***** Given data *****

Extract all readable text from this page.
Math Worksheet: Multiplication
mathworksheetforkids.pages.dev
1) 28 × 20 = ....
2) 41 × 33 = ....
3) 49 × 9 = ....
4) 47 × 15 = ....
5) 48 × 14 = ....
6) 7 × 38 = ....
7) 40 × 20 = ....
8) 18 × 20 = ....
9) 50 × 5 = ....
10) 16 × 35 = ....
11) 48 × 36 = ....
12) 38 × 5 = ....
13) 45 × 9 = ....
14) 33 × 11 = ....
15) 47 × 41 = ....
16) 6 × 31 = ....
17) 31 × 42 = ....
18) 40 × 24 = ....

*****

→ **Problem description**
Reproduce the full set of records precisely.

→ **Answer to this exercise**
Extract all readable text from this page.
Math Worksheet: Multiplication
mathworksheetforkids.pages.dev
1) 28 × 20 = ....
2) 41 × 33 = ....
3) 49 × 9 = ....
4) 47 × 15 = ....
5) 48 × 14 = ....
6) 7 × 38 = ....
7) 40 × 20 = ....
8) 18 × 20 = ....
9) 50 × 5 = ....
10) 16 × 35 = ....
11) 48 × 36 = ....
12) 38 × 5 = ....
13) 45 × 9 = ....
14) 33 × 11 = ....
15) 47 × 41 = ....
16) 6 × 31 = ....
17) 31 × 42 = ....
18) 40 × 24 = ....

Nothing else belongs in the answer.